### A FAZER
[A] Qual é o nome do disco de Leandro Lehart comentado no texto sobre samba-soul?
[B] Copie fielmente o trecho do texto sobre samba-soul que começa nas palavras "O tempo começa" e para depois de "agora se dedica?".

### TEXTO DO DOCUMENTO
-*-*-

Samba-soul recobra o requinte

DA REPORTAGEM LOCAL

O tempo começa a ficar quente. O disco "Solo" de Leandro Lehart parece destinado a desnudar várias das questões que dominaram a indústria fonográfica brasileira dos anos 90, já definitivamente enterrados.
É hora de parar para pensar quando o líder/ideólogo de uma banda que co-patrocinou parte forte da música radiofônica indulgente de um país por uma década diz "chega" e exibe, num trabalho "menos comercial", características de sofisticação e elaboração musical antes sempre despistadas.
Que jogo macabro é esse que tem alimentado reciprocamente indigências de artistas e de gravadoras? Leandro tinha esse trunfo na manga ou o foi construindo à revelia das regras? Ou com auxílio delas? Seus colegas são como ele, ou ele é exceção? Para onde vai a coisa agora, se seu pagode de origem é gênero em descendência? O futuro está guardado no soul com quadris a que ele agora se dedica?
São questões complexas demais, e Leandro Lehart é o próprio olho desse furacão. Expressa-se, conflitado, entre dois pólos de pressão, admitindo-se apreensivo em relação ao futuro.
Não tem respostas por enquanto, ou tem. Estão todas, em forma de música -que afinal deveria ser sempre o tema-, em seu surpreendente "Solo".

-*-*-

### DADOS FORNECIDOS
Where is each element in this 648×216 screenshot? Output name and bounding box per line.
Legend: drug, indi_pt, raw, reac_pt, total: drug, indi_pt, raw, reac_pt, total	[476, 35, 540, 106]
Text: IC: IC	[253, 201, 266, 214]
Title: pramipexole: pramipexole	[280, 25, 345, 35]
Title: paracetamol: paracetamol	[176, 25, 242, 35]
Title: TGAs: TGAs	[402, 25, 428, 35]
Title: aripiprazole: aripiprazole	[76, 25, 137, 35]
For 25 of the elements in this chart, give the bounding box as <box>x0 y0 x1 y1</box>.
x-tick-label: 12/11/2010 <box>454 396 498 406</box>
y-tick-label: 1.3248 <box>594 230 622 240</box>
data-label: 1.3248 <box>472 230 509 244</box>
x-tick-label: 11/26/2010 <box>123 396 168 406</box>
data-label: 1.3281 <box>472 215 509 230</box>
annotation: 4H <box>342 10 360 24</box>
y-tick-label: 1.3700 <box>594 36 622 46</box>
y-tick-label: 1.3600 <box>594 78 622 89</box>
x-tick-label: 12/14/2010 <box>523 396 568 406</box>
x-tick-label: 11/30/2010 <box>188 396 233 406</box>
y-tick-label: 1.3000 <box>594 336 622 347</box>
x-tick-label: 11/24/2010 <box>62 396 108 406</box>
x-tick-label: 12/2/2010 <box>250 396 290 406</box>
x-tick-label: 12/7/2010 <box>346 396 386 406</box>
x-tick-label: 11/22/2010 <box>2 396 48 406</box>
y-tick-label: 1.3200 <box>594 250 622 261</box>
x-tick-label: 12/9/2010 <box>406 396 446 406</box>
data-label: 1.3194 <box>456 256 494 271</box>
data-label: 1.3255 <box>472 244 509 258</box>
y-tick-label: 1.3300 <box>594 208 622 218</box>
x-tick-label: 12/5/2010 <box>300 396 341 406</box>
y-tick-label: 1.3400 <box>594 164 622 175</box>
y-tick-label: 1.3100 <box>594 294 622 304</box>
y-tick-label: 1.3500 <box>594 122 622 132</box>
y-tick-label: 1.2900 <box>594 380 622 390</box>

-*-*-

### EM RESPOSTA
[A] "Solo".

[B]
O tempo começa a ficar quente. O disco "Solo" de Leandro Lehart parece destinado a desnudar várias das questões que dominaram a indústria fonográfica brasileira dos anos 90, já definitivamente enterrados.
É hora de parar para pensar quando o líder/ideólogo de uma banda que co-patrocinou parte forte da música radiofônica indulgente de um país por uma década diz "chega" e exibe, num trabalho "menos comercial", características de sofisticação e elaboração musical antes sempre despistadas.
Que jogo macabro é esse que tem alimentado reciprocamente indigências de artistas e de gravadoras? Leandro tinha esse trunfo na manga ou o foi construindo à revelia das regras? Ou com auxílio delas? Seus colegas são como ele, ou ele é exceção? Para onde vai a coisa agora, se seu pagode de origem é gênero em descendência? O futuro está guardado no soul com quadris a que ele agora se dedica?